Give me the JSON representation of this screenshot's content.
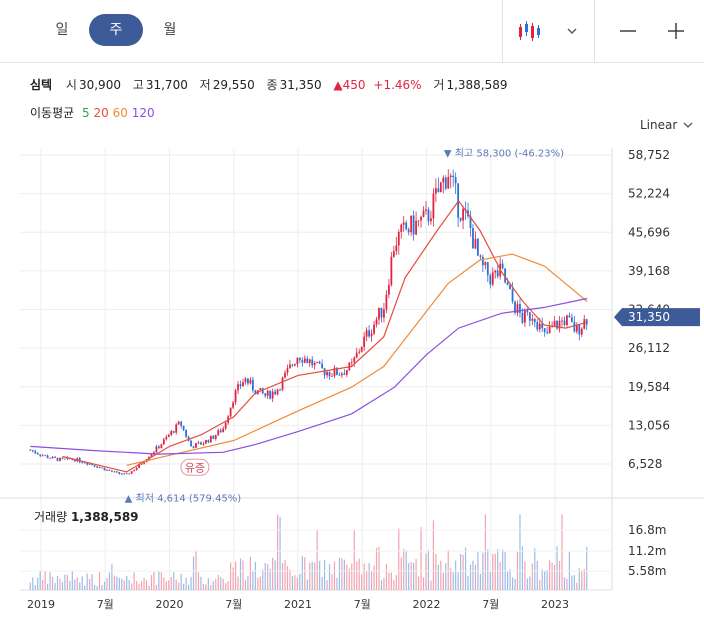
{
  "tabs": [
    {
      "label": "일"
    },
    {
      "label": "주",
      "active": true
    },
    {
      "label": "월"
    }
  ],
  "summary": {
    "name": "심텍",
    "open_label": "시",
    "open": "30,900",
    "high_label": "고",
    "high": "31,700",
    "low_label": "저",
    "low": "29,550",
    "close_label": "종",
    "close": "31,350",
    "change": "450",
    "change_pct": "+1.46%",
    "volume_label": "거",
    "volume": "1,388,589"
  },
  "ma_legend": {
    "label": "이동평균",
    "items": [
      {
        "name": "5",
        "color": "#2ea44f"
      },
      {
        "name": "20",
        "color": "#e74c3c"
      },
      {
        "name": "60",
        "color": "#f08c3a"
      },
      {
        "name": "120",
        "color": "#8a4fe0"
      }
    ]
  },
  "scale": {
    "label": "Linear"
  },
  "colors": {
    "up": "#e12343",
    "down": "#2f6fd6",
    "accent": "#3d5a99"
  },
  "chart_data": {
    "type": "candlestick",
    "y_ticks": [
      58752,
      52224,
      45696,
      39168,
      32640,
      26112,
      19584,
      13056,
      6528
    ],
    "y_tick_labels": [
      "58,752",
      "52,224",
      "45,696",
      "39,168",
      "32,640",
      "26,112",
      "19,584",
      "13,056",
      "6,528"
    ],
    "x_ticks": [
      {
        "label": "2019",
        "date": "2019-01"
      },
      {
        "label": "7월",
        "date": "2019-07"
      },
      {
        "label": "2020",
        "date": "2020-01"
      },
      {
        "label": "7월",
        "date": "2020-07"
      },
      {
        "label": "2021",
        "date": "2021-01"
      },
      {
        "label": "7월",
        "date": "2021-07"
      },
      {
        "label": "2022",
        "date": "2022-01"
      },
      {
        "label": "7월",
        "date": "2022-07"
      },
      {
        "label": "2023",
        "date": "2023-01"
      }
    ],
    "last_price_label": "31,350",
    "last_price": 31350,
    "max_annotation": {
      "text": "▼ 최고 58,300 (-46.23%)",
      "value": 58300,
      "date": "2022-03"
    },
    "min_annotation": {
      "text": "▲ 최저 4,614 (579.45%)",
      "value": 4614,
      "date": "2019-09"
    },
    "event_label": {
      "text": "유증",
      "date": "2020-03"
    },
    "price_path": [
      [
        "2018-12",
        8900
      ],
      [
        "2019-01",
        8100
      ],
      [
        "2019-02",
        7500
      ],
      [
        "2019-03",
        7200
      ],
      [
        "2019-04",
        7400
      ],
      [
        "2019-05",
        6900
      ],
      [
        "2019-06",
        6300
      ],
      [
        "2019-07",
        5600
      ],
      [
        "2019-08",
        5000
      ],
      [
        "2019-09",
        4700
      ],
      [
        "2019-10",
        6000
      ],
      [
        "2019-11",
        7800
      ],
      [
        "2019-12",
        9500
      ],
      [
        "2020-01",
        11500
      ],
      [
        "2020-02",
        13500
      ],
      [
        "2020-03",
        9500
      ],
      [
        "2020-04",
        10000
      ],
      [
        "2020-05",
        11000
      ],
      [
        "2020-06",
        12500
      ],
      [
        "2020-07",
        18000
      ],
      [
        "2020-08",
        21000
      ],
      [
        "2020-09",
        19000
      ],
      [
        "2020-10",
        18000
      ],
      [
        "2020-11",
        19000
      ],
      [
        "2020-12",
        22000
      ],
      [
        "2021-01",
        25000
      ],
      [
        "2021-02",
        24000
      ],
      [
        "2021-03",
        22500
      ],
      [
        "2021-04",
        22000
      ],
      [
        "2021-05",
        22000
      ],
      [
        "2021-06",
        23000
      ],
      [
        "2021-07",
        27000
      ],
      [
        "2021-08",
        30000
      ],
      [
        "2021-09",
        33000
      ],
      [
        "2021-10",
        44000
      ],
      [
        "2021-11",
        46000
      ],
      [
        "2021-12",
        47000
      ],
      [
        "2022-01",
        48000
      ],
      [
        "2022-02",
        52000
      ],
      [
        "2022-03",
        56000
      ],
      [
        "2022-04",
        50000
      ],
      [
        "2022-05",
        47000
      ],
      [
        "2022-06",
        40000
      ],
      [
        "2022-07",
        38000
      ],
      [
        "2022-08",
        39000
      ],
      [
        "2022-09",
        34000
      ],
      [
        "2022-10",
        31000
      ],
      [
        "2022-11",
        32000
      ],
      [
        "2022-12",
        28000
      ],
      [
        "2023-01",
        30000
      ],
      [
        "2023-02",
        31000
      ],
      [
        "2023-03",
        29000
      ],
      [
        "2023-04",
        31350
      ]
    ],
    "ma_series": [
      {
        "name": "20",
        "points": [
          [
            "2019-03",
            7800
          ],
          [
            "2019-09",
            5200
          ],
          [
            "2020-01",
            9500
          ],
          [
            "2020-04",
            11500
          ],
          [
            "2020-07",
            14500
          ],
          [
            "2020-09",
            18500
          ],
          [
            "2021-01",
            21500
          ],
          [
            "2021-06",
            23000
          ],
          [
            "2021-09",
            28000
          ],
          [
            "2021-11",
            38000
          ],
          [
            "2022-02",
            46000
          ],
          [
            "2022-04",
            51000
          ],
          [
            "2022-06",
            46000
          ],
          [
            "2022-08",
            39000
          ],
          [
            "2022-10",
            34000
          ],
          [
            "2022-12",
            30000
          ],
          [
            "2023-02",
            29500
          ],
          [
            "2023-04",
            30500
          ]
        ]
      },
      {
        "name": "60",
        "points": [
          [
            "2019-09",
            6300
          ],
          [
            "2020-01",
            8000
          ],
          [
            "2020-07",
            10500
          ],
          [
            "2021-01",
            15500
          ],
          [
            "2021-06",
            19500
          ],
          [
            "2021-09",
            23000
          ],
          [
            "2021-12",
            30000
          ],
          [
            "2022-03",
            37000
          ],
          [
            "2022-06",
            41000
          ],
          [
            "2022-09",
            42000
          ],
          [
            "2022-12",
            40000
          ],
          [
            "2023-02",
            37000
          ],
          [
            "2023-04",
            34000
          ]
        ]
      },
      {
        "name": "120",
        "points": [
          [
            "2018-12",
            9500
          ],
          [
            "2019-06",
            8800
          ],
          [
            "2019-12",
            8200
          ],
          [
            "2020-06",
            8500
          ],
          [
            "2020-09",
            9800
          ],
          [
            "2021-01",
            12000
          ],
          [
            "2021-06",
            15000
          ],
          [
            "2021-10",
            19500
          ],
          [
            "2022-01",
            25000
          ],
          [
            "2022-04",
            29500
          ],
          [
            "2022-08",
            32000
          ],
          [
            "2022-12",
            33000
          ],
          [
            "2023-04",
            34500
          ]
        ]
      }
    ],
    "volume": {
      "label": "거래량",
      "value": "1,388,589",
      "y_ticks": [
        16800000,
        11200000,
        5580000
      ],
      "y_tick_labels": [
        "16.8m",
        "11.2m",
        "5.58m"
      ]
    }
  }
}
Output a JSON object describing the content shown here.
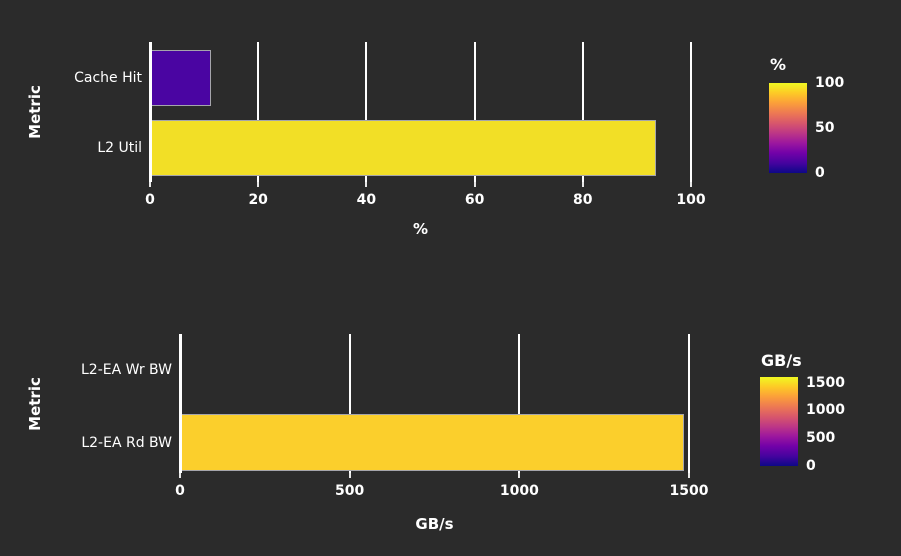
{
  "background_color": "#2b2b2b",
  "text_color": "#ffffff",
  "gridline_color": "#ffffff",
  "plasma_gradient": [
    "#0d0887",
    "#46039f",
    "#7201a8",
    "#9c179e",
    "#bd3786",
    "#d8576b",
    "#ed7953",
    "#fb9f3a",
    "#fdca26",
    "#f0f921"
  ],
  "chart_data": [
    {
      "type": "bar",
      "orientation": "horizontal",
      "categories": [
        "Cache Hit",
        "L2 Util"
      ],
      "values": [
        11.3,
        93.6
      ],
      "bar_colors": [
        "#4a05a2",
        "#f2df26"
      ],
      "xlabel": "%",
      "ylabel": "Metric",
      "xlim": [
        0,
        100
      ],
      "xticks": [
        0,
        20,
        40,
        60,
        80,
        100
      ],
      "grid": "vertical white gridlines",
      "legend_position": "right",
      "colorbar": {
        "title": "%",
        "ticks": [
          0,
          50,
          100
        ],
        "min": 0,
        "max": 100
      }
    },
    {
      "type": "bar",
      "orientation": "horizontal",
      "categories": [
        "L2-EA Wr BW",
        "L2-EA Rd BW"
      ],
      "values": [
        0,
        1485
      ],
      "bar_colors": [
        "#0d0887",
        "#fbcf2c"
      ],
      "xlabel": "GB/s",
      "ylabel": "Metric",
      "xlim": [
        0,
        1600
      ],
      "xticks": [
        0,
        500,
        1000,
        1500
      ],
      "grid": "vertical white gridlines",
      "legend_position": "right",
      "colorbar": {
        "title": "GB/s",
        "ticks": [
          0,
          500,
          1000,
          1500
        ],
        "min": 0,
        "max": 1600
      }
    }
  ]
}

---

Work to complete. Find each line with the string "content" and copy it out.

Answer to the exercise.
Give me the JSON representation of this screenshot's content.
Output a JSON object describing the content shown here.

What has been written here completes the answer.